- **What you will do**: Search the material below for the word "init" and copy every line in which it occurs.

- **Data for this task**:
----
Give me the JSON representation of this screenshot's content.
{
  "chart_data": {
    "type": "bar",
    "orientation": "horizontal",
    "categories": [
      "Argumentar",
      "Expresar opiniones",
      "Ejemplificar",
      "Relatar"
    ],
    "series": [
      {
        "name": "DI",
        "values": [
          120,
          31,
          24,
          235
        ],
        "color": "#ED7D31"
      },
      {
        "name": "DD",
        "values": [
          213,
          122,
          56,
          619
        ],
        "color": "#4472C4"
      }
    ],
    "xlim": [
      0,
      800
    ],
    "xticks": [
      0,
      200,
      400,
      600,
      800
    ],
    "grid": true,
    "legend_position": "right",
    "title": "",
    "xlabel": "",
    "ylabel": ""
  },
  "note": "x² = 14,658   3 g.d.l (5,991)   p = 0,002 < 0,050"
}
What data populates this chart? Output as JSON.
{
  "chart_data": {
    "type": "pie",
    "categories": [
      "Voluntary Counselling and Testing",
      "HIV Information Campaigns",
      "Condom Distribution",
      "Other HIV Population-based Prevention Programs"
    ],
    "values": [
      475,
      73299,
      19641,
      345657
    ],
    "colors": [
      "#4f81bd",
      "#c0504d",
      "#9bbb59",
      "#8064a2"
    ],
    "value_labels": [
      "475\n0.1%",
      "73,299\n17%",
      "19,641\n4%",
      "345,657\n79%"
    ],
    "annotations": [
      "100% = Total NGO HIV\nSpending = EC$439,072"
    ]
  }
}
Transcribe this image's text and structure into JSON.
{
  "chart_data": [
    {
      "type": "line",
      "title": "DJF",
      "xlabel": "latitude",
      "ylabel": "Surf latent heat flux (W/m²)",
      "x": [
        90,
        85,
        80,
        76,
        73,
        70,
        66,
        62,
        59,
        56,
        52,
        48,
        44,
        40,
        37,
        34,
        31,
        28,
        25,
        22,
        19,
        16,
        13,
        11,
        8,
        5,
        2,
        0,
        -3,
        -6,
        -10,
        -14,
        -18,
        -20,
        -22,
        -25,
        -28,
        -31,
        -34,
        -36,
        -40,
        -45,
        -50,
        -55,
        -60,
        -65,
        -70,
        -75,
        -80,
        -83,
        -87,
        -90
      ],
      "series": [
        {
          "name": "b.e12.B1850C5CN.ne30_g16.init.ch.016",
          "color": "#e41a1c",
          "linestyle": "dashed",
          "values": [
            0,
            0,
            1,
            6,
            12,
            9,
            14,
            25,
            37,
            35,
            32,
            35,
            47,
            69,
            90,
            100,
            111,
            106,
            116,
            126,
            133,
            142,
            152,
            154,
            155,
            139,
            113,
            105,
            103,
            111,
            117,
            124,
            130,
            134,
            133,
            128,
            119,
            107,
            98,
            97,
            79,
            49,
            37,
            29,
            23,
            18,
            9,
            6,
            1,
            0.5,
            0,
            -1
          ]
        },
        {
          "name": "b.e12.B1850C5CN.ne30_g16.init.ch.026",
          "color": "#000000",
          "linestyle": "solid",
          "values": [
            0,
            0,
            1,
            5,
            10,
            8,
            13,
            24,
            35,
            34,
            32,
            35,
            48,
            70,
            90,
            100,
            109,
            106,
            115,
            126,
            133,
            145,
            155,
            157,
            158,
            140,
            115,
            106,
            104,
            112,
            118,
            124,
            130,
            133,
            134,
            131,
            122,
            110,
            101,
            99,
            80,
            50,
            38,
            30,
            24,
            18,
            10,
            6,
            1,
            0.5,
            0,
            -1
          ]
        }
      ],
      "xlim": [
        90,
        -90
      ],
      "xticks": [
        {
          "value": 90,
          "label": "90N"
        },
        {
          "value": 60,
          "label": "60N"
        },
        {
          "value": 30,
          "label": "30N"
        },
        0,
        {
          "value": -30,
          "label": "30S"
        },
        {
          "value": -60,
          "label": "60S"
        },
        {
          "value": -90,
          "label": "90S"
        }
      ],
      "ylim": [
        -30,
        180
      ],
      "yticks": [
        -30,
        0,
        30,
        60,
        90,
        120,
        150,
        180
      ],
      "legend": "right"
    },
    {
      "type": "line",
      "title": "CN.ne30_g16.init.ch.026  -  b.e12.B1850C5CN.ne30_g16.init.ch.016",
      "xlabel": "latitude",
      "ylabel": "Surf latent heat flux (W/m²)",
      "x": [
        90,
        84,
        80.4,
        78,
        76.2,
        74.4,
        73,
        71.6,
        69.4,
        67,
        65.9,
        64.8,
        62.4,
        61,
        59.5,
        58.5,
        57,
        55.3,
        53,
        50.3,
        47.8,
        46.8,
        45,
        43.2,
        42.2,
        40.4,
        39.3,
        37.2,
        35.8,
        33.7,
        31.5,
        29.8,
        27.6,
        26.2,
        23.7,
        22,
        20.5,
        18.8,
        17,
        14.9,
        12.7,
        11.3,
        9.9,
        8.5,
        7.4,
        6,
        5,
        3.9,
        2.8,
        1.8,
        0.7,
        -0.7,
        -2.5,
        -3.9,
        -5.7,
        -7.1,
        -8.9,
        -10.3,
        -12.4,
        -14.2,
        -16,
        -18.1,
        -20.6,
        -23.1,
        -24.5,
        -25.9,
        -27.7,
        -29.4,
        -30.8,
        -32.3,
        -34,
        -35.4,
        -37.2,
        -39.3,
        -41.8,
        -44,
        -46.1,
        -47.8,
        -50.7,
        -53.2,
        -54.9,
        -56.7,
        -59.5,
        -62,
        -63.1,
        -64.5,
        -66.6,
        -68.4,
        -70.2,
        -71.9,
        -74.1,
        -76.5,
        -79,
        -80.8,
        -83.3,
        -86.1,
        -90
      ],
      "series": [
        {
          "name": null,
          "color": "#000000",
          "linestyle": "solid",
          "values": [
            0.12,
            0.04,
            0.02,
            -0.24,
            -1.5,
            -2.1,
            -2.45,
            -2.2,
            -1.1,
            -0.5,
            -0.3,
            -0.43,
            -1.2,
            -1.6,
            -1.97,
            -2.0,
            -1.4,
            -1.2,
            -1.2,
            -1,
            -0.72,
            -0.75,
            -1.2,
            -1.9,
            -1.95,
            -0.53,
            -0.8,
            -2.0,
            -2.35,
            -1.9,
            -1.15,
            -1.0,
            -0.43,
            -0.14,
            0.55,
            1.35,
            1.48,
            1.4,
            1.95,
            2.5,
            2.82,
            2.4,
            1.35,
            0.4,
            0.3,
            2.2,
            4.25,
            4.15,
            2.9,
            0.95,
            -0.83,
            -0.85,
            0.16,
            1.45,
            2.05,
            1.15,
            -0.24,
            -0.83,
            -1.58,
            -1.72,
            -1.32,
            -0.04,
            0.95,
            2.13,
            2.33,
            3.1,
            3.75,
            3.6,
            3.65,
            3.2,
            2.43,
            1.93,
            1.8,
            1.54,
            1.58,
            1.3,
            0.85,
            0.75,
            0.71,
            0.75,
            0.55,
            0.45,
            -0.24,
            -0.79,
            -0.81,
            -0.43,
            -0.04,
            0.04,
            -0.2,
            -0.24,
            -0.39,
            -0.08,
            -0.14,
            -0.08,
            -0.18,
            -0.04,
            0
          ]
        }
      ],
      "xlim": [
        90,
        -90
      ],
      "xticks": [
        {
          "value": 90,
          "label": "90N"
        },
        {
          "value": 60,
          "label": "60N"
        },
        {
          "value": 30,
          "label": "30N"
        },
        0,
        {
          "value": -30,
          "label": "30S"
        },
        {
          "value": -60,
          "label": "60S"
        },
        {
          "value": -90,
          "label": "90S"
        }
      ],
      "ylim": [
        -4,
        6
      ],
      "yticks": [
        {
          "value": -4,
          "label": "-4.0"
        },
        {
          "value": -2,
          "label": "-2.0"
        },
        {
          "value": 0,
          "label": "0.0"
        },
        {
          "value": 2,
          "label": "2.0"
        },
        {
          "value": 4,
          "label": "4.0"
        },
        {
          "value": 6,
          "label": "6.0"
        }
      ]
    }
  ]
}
----
- **Task output**:
          "name": "b.e12.B1850C5CN.ne30_g16.init.ch.016",
          "name": "b.e12.B1850C5CN.ne30_g16.init.ch.026",
      "title": "CN.ne30_g16.init.ch.026  -  b.e12.B1850C5CN.ne30_g16.init.ch.016",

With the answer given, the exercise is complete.